| Your goal |
Go through the material below and copy all lines with "workers".

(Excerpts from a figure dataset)
'''

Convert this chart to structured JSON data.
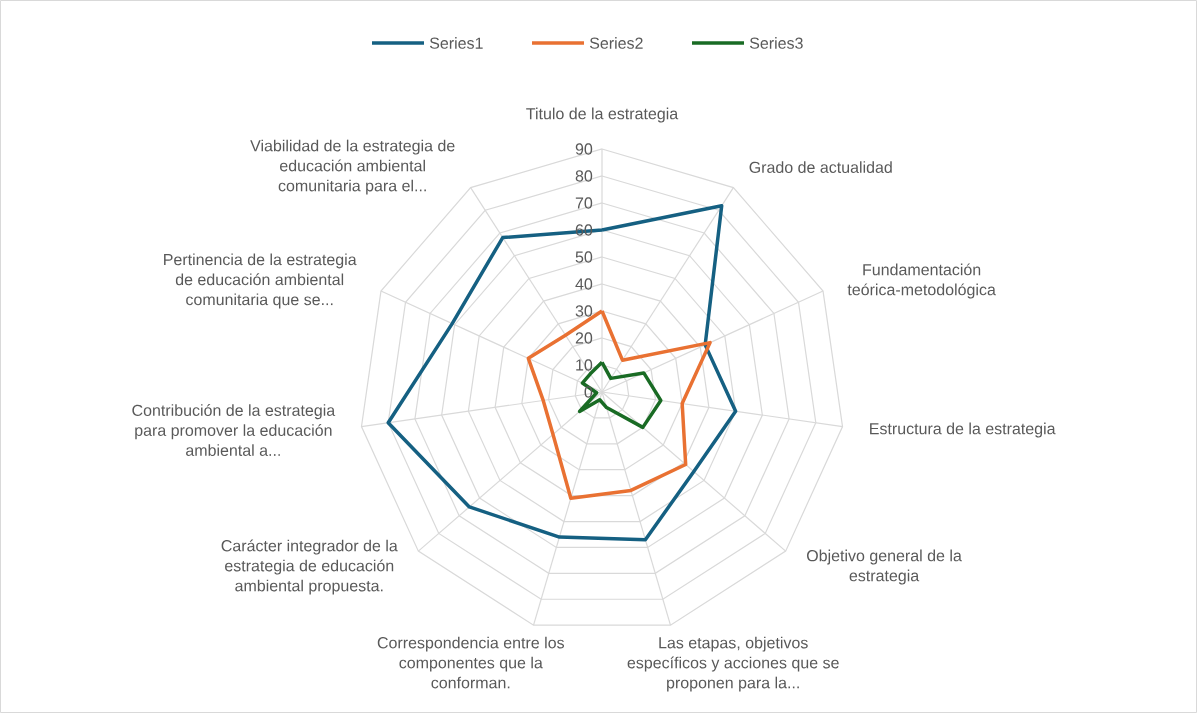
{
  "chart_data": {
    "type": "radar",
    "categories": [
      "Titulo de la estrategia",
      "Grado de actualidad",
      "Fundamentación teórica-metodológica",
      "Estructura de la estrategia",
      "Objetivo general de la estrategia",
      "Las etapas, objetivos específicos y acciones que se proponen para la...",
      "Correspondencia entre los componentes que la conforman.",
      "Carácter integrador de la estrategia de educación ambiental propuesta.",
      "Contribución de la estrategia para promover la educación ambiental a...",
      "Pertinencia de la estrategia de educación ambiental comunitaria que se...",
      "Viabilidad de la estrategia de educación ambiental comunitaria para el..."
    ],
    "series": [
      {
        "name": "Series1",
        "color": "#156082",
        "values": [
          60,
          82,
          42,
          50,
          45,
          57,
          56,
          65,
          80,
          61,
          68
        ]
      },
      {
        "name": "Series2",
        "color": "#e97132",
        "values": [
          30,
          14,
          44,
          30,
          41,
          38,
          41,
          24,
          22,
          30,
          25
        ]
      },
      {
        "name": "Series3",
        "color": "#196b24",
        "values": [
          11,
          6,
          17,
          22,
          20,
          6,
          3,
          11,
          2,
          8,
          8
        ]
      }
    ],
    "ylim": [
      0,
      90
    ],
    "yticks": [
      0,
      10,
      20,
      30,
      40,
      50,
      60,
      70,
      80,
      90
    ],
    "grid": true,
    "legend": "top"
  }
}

'''
'''

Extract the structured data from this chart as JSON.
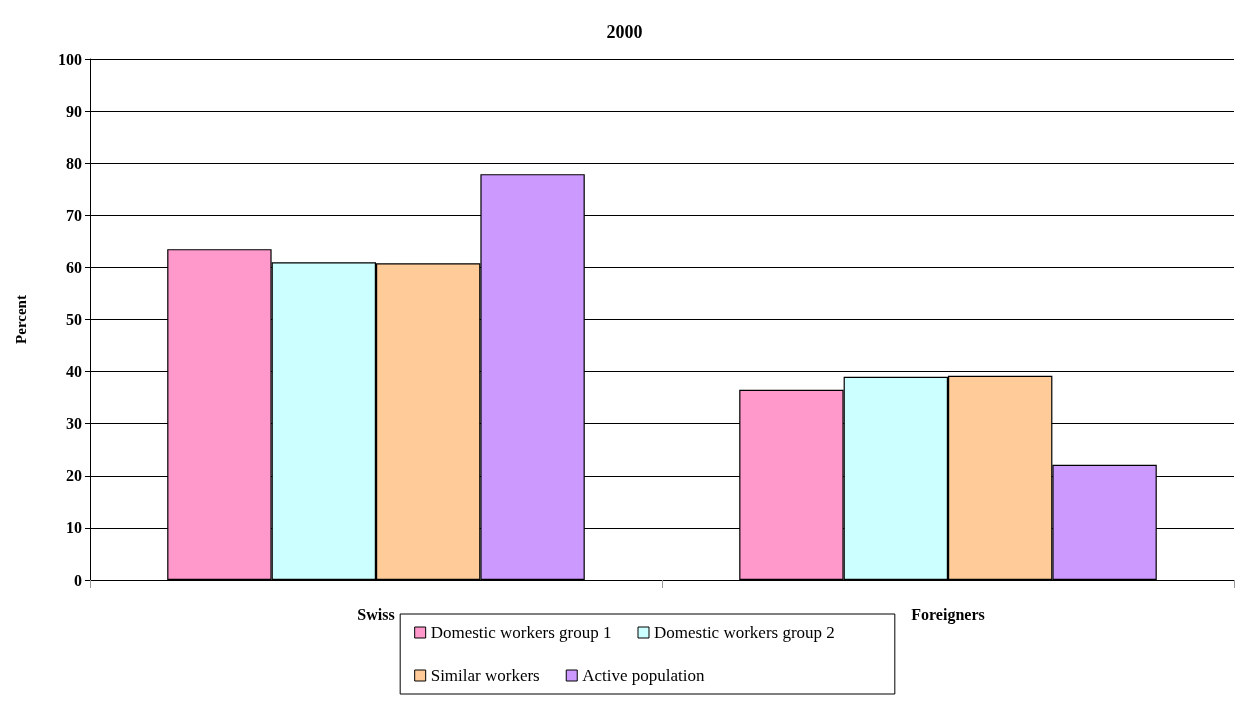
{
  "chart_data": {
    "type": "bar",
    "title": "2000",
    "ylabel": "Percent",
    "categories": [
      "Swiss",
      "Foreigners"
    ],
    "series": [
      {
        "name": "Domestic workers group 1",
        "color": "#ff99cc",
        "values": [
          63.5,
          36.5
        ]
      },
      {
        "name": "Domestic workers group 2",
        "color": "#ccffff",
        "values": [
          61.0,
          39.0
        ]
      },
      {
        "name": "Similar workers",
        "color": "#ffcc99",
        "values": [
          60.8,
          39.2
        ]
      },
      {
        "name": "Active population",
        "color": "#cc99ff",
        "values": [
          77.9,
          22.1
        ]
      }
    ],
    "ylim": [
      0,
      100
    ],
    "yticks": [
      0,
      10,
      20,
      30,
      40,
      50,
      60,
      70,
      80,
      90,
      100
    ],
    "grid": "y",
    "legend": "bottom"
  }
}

'''

| Response to this task |
        "name": "Domestic workers group 1",
        "name": "Domestic workers group 2",
        "name": "Similar workers",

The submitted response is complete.